INFORMATION SHOWN:
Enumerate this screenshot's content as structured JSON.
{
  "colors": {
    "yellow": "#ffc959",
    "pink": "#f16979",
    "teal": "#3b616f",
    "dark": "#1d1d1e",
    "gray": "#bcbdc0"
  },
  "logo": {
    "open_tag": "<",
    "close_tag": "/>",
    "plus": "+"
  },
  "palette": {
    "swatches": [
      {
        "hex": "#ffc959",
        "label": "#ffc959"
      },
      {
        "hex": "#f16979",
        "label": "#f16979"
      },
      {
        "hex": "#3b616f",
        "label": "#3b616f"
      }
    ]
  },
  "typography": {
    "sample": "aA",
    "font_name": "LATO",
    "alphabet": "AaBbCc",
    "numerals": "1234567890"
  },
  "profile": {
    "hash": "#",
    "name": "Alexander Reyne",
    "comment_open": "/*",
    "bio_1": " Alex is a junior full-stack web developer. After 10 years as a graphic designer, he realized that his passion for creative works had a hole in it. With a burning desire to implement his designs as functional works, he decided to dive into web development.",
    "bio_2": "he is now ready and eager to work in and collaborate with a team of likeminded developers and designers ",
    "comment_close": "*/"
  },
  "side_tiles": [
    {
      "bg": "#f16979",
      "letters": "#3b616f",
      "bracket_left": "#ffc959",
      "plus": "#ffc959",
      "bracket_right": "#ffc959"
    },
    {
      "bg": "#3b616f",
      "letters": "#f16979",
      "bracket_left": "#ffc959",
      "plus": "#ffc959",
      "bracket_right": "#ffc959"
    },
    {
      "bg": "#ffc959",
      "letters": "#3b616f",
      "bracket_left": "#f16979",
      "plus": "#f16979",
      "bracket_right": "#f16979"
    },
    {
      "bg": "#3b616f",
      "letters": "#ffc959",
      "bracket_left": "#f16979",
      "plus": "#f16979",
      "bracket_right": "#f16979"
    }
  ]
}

WHAT IS REQUIRED: Write out every entry again exactly, please, with nothing missing.

RESPONSE TO THIS EXERCISE:
Enumerate this screenshot's content as structured JSON.
{
  "colors": {
    "yellow": "#ffc959",
    "pink": "#f16979",
    "teal": "#3b616f",
    "dark": "#1d1d1e",
    "gray": "#bcbdc0"
  },
  "logo": {
    "open_tag": "<",
    "close_tag": "/>",
    "plus": "+"
  },
  "palette": {
    "swatches": [
      {
        "hex": "#ffc959",
        "label": "#ffc959"
      },
      {
        "hex": "#f16979",
        "label": "#f16979"
      },
      {
        "hex": "#3b616f",
        "label": "#3b616f"
      }
    ]
  },
  "typography": {
    "sample": "aA",
    "font_name": "LATO",
    "alphabet": "AaBbCc",
    "numerals": "1234567890"
  },
  "profile": {
    "hash": "#",
    "name": "Alexander Reyne",
    "comment_open": "/*",
    "bio_1": " Alex is a junior full-stack web developer. After 10 years as a graphic designer, he realized that his passion for creative works had a hole in it. With a burning desire to implement his designs as functional works, he decided to dive into web development.",
    "bio_2": "he is now ready and eager to work in and collaborate with a team of likeminded developers and designers ",
    "comment_close": "*/"
  },
  "side_tiles": [
    {
      "bg": "#f16979",
      "letters": "#3b616f",
      "bracket_left": "#ffc959",
      "plus": "#ffc959",
      "bracket_right": "#ffc959"
    },
    {
      "bg": "#3b616f",
      "letters": "#f16979",
      "bracket_left": "#ffc959",
      "plus": "#ffc959",
      "bracket_right": "#ffc959"
    },
    {
      "bg": "#ffc959",
      "letters": "#3b616f",
      "bracket_left": "#f16979",
      "plus": "#f16979",
      "bracket_right": "#f16979"
    },
    {
      "bg": "#3b616f",
      "letters": "#ffc959",
      "bracket_left": "#f16979",
      "plus": "#f16979",
      "bracket_right": "#f16979"
    }
  ]
}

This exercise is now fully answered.